# DATA LISTING start

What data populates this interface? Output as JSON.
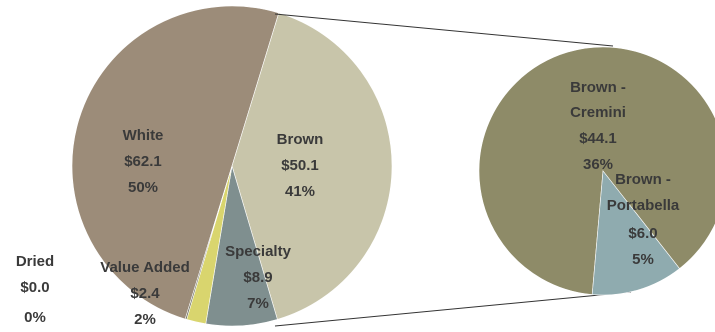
{
  "chart_data": {
    "type": "pie",
    "colors": {
      "white": "#9c8c79",
      "brown": "#c8c5aa",
      "specialty": "#7f8f8f",
      "value_added": "#d9d56e",
      "dried": "#6e6e60",
      "cremini": "#8e8b68",
      "portabella": "#8fabaf",
      "connector": "#333333"
    },
    "main_pie": {
      "slices": [
        {
          "key": "white",
          "label": "White",
          "value_text": "$62.1",
          "pct_text": "50%",
          "value": 62.1,
          "pct": 50.0
        },
        {
          "key": "brown",
          "label": "Brown",
          "value_text": "$50.1",
          "pct_text": "41%",
          "value": 50.1,
          "pct": 40.7
        },
        {
          "key": "specialty",
          "label": "Specialty",
          "value_text": "$8.9",
          "pct_text": "7%",
          "value": 8.9,
          "pct": 7.2
        },
        {
          "key": "value_added",
          "label": "Value Added",
          "value_text": "$2.4",
          "pct_text": "2%",
          "value": 2.4,
          "pct": 1.95
        },
        {
          "key": "dried",
          "label": "Dried",
          "value_text": "$0.0",
          "pct_text": "0%",
          "value": 0.0,
          "pct": 0.15
        }
      ]
    },
    "breakout_pie": {
      "source": "brown",
      "slices": [
        {
          "key": "cremini",
          "label_line1": "Brown -",
          "label_line2": "Cremini",
          "value_text": "$44.1",
          "pct_text": "36%",
          "value": 44.1
        },
        {
          "key": "portabella",
          "label_line1": "Brown -",
          "label_line2": "Portabella",
          "value_text": "$6.0",
          "pct_text": "5%",
          "value": 6.0
        }
      ]
    }
  }
}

# DATA LISTING end

Leaving the pictures aside, transcribe the entire listing exactly.

◆ OUTPUT FOR THIS EXERCISE
What data populates this interface? Output as JSON.
{
  "chart_data": {
    "type": "pie",
    "colors": {
      "white": "#9c8c79",
      "brown": "#c8c5aa",
      "specialty": "#7f8f8f",
      "value_added": "#d9d56e",
      "dried": "#6e6e60",
      "cremini": "#8e8b68",
      "portabella": "#8fabaf",
      "connector": "#333333"
    },
    "main_pie": {
      "slices": [
        {
          "key": "white",
          "label": "White",
          "value_text": "$62.1",
          "pct_text": "50%",
          "value": 62.1,
          "pct": 50.0
        },
        {
          "key": "brown",
          "label": "Brown",
          "value_text": "$50.1",
          "pct_text": "41%",
          "value": 50.1,
          "pct": 40.7
        },
        {
          "key": "specialty",
          "label": "Specialty",
          "value_text": "$8.9",
          "pct_text": "7%",
          "value": 8.9,
          "pct": 7.2
        },
        {
          "key": "value_added",
          "label": "Value Added",
          "value_text": "$2.4",
          "pct_text": "2%",
          "value": 2.4,
          "pct": 1.95
        },
        {
          "key": "dried",
          "label": "Dried",
          "value_text": "$0.0",
          "pct_text": "0%",
          "value": 0.0,
          "pct": 0.15
        }
      ]
    },
    "breakout_pie": {
      "source": "brown",
      "slices": [
        {
          "key": "cremini",
          "label_line1": "Brown -",
          "label_line2": "Cremini",
          "value_text": "$44.1",
          "pct_text": "36%",
          "value": 44.1
        },
        {
          "key": "portabella",
          "label_line1": "Brown -",
          "label_line2": "Portabella",
          "value_text": "$6.0",
          "pct_text": "5%",
          "value": 6.0
        }
      ]
    }
  }
}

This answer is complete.